GIVEN REQUEST — Rewrite every line of the data below as a numbered list, leaving out any blank lines.

>> Begin DATA FOR PROCESSING

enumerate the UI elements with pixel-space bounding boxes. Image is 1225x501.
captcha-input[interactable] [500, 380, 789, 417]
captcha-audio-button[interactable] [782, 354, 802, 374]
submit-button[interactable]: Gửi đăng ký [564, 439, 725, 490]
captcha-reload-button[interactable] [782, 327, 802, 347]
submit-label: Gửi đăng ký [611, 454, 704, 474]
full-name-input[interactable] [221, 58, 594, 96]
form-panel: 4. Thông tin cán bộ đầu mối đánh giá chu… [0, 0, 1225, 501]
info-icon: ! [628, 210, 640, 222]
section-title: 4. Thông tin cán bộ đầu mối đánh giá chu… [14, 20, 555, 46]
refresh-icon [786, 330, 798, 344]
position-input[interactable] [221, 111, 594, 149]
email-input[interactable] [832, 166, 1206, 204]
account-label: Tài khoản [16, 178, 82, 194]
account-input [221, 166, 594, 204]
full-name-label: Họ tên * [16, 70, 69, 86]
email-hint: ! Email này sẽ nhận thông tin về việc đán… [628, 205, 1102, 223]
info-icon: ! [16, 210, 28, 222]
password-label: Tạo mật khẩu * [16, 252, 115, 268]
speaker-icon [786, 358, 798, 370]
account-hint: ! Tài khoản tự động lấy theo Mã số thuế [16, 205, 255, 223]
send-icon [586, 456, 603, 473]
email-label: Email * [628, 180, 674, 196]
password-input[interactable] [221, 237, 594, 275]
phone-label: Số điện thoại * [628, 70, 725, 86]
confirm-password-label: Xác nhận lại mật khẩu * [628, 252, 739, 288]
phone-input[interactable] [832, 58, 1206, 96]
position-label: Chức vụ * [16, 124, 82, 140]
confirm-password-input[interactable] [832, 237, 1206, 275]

>> End DATA FOR PROCESSING

OUTPUT OF THE EXERCISE —
1. enumerate the UI elements with pixel-space bounding boxes. Image is 1225x501.
2. captcha-input[interactable] [500, 380, 789, 417]
3. captcha-audio-button[interactable] [782, 354, 802, 374]
4. submit-button[interactable]: Gửi đăng ký [564, 439, 725, 490]
5. captcha-reload-button[interactable] [782, 327, 802, 347]
6. submit-label: Gửi đăng ký [611, 454, 704, 474]
7. full-name-input[interactable] [221, 58, 594, 96]
8. form-panel: 4. Thông tin cán bộ đầu mối đánh giá chu… [0, 0, 1225, 501]
9. info-icon: ! [628, 210, 640, 222]
10. section-title: 4. Thông tin cán bộ đầu mối đánh giá chu… [14, 20, 555, 46]
11. refresh-icon [786, 330, 798, 344]
12. position-input[interactable] [221, 111, 594, 149]
13. email-input[interactable] [832, 166, 1206, 204]
14. account-label: Tài khoản [16, 178, 82, 194]
15. account-input [221, 166, 594, 204]
16. full-name-label: Họ tên * [16, 70, 69, 86]
17. email-hint: ! Email này sẽ nhận thông tin về việc đán… [628, 205, 1102, 223]
18. info-icon: ! [16, 210, 28, 222]
19. password-label: Tạo mật khẩu * [16, 252, 115, 268]
20. speaker-icon [786, 358, 798, 370]
21. account-hint: ! Tài khoản tự động lấy theo Mã số thuế [16, 205, 255, 223]
22. send-icon [586, 456, 603, 473]
23. email-label: Email * [628, 180, 674, 196]
24. password-input[interactable] [221, 237, 594, 275]
25. phone-label: Số điện thoại * [628, 70, 725, 86]
26. confirm-password-label: Xác nhận lại mật khẩu * [628, 252, 739, 288]
27. phone-input[interactable] [832, 58, 1206, 96]
28. position-label: Chức vụ * [16, 124, 82, 140]
29. confirm-password-input[interactable] [832, 237, 1206, 275]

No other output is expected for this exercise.